What this task involves: Output the full listing word for word.

— START —

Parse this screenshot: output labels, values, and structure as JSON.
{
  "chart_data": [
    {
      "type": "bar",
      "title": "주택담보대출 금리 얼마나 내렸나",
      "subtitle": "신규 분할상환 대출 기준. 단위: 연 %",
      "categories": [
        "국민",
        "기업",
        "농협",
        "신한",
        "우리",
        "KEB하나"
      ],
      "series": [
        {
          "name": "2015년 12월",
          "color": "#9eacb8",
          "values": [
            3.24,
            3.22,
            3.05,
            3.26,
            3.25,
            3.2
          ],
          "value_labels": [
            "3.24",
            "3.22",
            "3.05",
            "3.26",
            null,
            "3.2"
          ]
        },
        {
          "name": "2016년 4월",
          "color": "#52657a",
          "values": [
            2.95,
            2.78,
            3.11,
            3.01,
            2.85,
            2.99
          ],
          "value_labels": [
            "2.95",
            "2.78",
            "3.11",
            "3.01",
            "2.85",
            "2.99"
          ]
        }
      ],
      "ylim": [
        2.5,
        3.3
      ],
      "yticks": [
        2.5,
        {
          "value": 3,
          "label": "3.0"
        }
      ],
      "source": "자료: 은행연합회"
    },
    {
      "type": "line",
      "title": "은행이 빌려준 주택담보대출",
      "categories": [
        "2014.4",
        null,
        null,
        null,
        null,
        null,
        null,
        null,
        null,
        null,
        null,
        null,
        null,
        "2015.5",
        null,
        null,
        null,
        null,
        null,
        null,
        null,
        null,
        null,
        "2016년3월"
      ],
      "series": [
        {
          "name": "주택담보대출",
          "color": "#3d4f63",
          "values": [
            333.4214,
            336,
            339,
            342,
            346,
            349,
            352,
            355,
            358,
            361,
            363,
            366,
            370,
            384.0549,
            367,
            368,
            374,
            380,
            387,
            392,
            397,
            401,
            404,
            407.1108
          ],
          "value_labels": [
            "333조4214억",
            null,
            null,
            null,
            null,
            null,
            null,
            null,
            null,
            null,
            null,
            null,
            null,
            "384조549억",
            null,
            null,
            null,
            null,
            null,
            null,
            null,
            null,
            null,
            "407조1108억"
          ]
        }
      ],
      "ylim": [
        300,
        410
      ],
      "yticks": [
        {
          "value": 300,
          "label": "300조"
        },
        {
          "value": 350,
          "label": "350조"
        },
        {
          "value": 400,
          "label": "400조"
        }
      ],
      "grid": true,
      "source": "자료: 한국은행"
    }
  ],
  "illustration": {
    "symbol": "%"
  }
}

— END —

Answer:
Parse this screenshot: output labels, values, and structure as JSON.
{
  "chart_data": [
    {
      "type": "bar",
      "title": "주택담보대출 금리 얼마나 내렸나",
      "subtitle": "신규 분할상환 대출 기준. 단위: 연 %",
      "categories": [
        "국민",
        "기업",
        "농협",
        "신한",
        "우리",
        "KEB하나"
      ],
      "series": [
        {
          "name": "2015년 12월",
          "color": "#9eacb8",
          "values": [
            3.24,
            3.22,
            3.05,
            3.26,
            3.25,
            3.2
          ],
          "value_labels": [
            "3.24",
            "3.22",
            "3.05",
            "3.26",
            null,
            "3.2"
          ]
        },
        {
          "name": "2016년 4월",
          "color": "#52657a",
          "values": [
            2.95,
            2.78,
            3.11,
            3.01,
            2.85,
            2.99
          ],
          "value_labels": [
            "2.95",
            "2.78",
            "3.11",
            "3.01",
            "2.85",
            "2.99"
          ]
        }
      ],
      "ylim": [
        2.5,
        3.3
      ],
      "yticks": [
        2.5,
        {
          "value": 3,
          "label": "3.0"
        }
      ],
      "source": "자료: 은행연합회"
    },
    {
      "type": "line",
      "title": "은행이 빌려준 주택담보대출",
      "categories": [
        "2014.4",
        null,
        null,
        null,
        null,
        null,
        null,
        null,
        null,
        null,
        null,
        null,
        null,
        "2015.5",
        null,
        null,
        null,
        null,
        null,
        null,
        null,
        null,
        null,
        "2016년3월"
      ],
      "series": [
        {
          "name": "주택담보대출",
          "color": "#3d4f63",
          "values": [
            333.4214,
            336,
            339,
            342,
            346,
            349,
            352,
            355,
            358,
            361,
            363,
            366,
            370,
            384.0549,
            367,
            368,
            374,
            380,
            387,
            392,
            397,
            401,
            404,
            407.1108
          ],
          "value_labels": [
            "333조4214억",
            null,
            null,
            null,
            null,
            null,
            null,
            null,
            null,
            null,
            null,
            null,
            null,
            "384조549억",
            null,
            null,
            null,
            null,
            null,
            null,
            null,
            null,
            null,
            "407조1108억"
          ]
        }
      ],
      "ylim": [
        300,
        410
      ],
      "yticks": [
        {
          "value": 300,
          "label": "300조"
        },
        {
          "value": 350,
          "label": "350조"
        },
        {
          "value": 400,
          "label": "400조"
        }
      ],
      "grid": true,
      "source": "자료: 한국은행"
    }
  ],
  "illustration": {
    "symbol": "%"
  }
}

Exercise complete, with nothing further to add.